[Data records]
-*-*-

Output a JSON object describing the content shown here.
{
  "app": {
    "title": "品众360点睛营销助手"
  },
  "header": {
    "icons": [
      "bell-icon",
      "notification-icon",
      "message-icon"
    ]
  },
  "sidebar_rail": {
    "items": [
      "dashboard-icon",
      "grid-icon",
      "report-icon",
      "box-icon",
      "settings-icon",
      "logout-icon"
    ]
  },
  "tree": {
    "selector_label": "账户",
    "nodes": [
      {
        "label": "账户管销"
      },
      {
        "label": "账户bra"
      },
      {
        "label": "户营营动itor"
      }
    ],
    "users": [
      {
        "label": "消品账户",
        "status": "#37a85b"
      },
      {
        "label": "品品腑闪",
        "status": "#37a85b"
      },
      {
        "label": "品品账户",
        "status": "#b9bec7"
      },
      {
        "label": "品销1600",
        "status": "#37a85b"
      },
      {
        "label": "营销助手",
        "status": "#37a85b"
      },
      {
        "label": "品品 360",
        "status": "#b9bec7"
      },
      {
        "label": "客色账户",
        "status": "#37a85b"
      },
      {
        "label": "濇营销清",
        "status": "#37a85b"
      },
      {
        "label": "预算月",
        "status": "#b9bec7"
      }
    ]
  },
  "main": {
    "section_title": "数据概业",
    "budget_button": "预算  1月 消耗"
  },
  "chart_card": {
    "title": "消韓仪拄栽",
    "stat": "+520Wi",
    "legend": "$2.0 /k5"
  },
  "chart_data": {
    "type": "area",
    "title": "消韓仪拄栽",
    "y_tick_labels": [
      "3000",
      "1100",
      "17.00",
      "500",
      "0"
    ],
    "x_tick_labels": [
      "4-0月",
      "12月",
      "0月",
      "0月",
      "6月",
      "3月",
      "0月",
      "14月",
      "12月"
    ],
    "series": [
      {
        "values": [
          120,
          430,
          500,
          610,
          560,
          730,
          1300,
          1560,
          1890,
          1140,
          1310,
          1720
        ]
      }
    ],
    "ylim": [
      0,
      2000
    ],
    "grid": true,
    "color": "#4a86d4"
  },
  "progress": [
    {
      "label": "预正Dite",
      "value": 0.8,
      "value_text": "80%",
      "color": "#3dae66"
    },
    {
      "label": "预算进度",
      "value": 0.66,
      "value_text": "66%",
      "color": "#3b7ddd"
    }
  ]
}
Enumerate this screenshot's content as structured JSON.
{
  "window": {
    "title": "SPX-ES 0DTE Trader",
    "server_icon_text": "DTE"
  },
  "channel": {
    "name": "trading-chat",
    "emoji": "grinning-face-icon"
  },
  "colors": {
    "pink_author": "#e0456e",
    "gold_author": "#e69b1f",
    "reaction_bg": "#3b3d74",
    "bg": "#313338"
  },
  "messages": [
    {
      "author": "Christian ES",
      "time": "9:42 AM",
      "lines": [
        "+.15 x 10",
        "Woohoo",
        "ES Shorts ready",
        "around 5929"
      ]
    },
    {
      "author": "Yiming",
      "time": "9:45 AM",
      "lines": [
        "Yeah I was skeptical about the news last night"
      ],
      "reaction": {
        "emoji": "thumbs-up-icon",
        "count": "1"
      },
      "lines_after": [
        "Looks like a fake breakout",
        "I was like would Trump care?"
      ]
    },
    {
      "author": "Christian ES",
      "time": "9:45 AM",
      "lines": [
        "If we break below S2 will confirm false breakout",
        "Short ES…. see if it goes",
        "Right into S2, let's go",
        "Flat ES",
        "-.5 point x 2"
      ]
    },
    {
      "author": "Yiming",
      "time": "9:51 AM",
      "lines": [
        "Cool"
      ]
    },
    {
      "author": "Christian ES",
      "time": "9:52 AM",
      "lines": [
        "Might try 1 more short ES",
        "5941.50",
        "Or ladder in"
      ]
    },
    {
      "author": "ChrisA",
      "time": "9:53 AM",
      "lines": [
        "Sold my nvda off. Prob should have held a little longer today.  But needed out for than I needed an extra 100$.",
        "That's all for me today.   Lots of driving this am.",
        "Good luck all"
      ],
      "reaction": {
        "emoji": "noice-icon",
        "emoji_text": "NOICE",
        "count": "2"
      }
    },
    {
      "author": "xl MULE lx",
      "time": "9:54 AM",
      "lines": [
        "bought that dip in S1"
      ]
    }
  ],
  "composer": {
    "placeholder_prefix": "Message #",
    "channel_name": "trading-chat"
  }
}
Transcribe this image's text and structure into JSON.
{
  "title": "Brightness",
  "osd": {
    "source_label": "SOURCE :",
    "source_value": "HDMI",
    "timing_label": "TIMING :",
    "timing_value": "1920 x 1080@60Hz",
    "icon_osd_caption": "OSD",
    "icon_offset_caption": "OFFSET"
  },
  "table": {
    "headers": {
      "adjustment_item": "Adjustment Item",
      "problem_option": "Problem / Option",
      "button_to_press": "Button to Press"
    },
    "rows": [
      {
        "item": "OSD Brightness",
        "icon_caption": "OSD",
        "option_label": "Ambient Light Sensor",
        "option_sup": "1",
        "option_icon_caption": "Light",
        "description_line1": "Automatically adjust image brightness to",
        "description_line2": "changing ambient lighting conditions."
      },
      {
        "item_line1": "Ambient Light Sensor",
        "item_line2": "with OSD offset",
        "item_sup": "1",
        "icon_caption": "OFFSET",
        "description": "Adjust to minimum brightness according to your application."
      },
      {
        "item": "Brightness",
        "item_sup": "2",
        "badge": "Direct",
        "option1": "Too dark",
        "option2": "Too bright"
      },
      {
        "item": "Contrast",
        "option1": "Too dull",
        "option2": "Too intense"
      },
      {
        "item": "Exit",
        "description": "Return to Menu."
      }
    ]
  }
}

-*-*-

Please repeat the listing exactly, with nothing left out.

Output a JSON object describing the content shown here.
{
  "app": {
    "title": "品众360点睛营销助手"
  },
  "header": {
    "icons": [
      "bell-icon",
      "notification-icon",
      "message-icon"
    ]
  },
  "sidebar_rail": {
    "items": [
      "dashboard-icon",
      "grid-icon",
      "report-icon",
      "box-icon",
      "settings-icon",
      "logout-icon"
    ]
  },
  "tree": {
    "selector_label": "账户",
    "nodes": [
      {
        "label": "账户管销"
      },
      {
        "label": "账户bra"
      },
      {
        "label": "户营营动itor"
      }
    ],
    "users": [
      {
        "label": "消品账户",
        "status": "#37a85b"
      },
      {
        "label": "品品腑闪",
        "status": "#37a85b"
      },
      {
        "label": "品品账户",
        "status": "#b9bec7"
      },
      {
        "label": "品销1600",
        "status": "#37a85b"
      },
      {
        "label": "营销助手",
        "status": "#37a85b"
      },
      {
        "label": "品品 360",
        "status": "#b9bec7"
      },
      {
        "label": "客色账户",
        "status": "#37a85b"
      },
      {
        "label": "濇营销清",
        "status": "#37a85b"
      },
      {
        "label": "预算月",
        "status": "#b9bec7"
      }
    ]
  },
  "main": {
    "section_title": "数据概业",
    "budget_button": "预算  1月 消耗"
  },
  "chart_card": {
    "title": "消韓仪拄栽",
    "stat": "+520Wi",
    "legend": "$2.0 /k5"
  },
  "chart_data": {
    "type": "area",
    "title": "消韓仪拄栽",
    "y_tick_labels": [
      "3000",
      "1100",
      "17.00",
      "500",
      "0"
    ],
    "x_tick_labels": [
      "4-0月",
      "12月",
      "0月",
      "0月",
      "6月",
      "3月",
      "0月",
      "14月",
      "12月"
    ],
    "series": [
      {
        "values": [
          120,
          430,
          500,
          610,
          560,
          730,
          1300,
          1560,
          1890,
          1140,
          1310,
          1720
        ]
      }
    ],
    "ylim": [
      0,
      2000
    ],
    "grid": true,
    "color": "#4a86d4"
  },
  "progress": [
    {
      "label": "预正Dite",
      "value": 0.8,
      "value_text": "80%",
      "color": "#3dae66"
    },
    {
      "label": "预算进度",
      "value": 0.66,
      "value_text": "66%",
      "color": "#3b7ddd"
    }
  ]
}
Enumerate this screenshot's content as structured JSON.
{
  "window": {
    "title": "SPX-ES 0DTE Trader",
    "server_icon_text": "DTE"
  },
  "channel": {
    "name": "trading-chat",
    "emoji": "grinning-face-icon"
  },
  "colors": {
    "pink_author": "#e0456e",
    "gold_author": "#e69b1f",
    "reaction_bg": "#3b3d74",
    "bg": "#313338"
  },
  "messages": [
    {
      "author": "Christian ES",
      "time": "9:42 AM",
      "lines": [
        "+.15 x 10",
        "Woohoo",
        "ES Shorts ready",
        "around 5929"
      ]
    },
    {
      "author": "Yiming",
      "time": "9:45 AM",
      "lines": [
        "Yeah I was skeptical about the news last night"
      ],
      "reaction": {
        "emoji": "thumbs-up-icon",
        "count": "1"
      },
      "lines_after": [
        "Looks like a fake breakout",
        "I was like would Trump care?"
      ]
    },
    {
      "author": "Christian ES",
      "time": "9:45 AM",
      "lines": [
        "If we break below S2 will confirm false breakout",
        "Short ES…. see if it goes",
        "Right into S2, let's go",
        "Flat ES",
        "-.5 point x 2"
      ]
    },
    {
      "author": "Yiming",
      "time": "9:51 AM",
      "lines": [
        "Cool"
      ]
    },
    {
      "author": "Christian ES",
      "time": "9:52 AM",
      "lines": [
        "Might try 1 more short ES",
        "5941.50",
        "Or ladder in"
      ]
    },
    {
      "author": "ChrisA",
      "time": "9:53 AM",
      "lines": [
        "Sold my nvda off. Prob should have held a little longer today.  But needed out for than I needed an extra 100$.",
        "That's all for me today.   Lots of driving this am.",
        "Good luck all"
      ],
      "reaction": {
        "emoji": "noice-icon",
        "emoji_text": "NOICE",
        "count": "2"
      }
    },
    {
      "author": "xl MULE lx",
      "time": "9:54 AM",
      "lines": [
        "bought that dip in S1"
      ]
    }
  ],
  "composer": {
    "placeholder_prefix": "Message #",
    "channel_name": "trading-chat"
  }
}
Transcribe this image's text and structure into JSON.
{
  "title": "Brightness",
  "osd": {
    "source_label": "SOURCE :",
    "source_value": "HDMI",
    "timing_label": "TIMING :",
    "timing_value": "1920 x 1080@60Hz",
    "icon_osd_caption": "OSD",
    "icon_offset_caption": "OFFSET"
  },
  "table": {
    "headers": {
      "adjustment_item": "Adjustment Item",
      "problem_option": "Problem / Option",
      "button_to_press": "Button to Press"
    },
    "rows": [
      {
        "item": "OSD Brightness",
        "icon_caption": "OSD",
        "option_label": "Ambient Light Sensor",
        "option_sup": "1",
        "option_icon_caption": "Light",
        "description_line1": "Automatically adjust image brightness to",
        "description_line2": "changing ambient lighting conditions."
      },
      {
        "item_line1": "Ambient Light Sensor",
        "item_line2": "with OSD offset",
        "item_sup": "1",
        "icon_caption": "OFFSET",
        "description": "Adjust to minimum brightness according to your application."
      },
      {
        "item": "Brightness",
        "item_sup": "2",
        "badge": "Direct",
        "option1": "Too dark",
        "option2": "Too bright"
      },
      {
        "item": "Contrast",
        "option1": "Too dull",
        "option2": "Too intense"
      },
      {
        "item": "Exit",
        "description": "Return to Menu."
      }
    ]
  }
}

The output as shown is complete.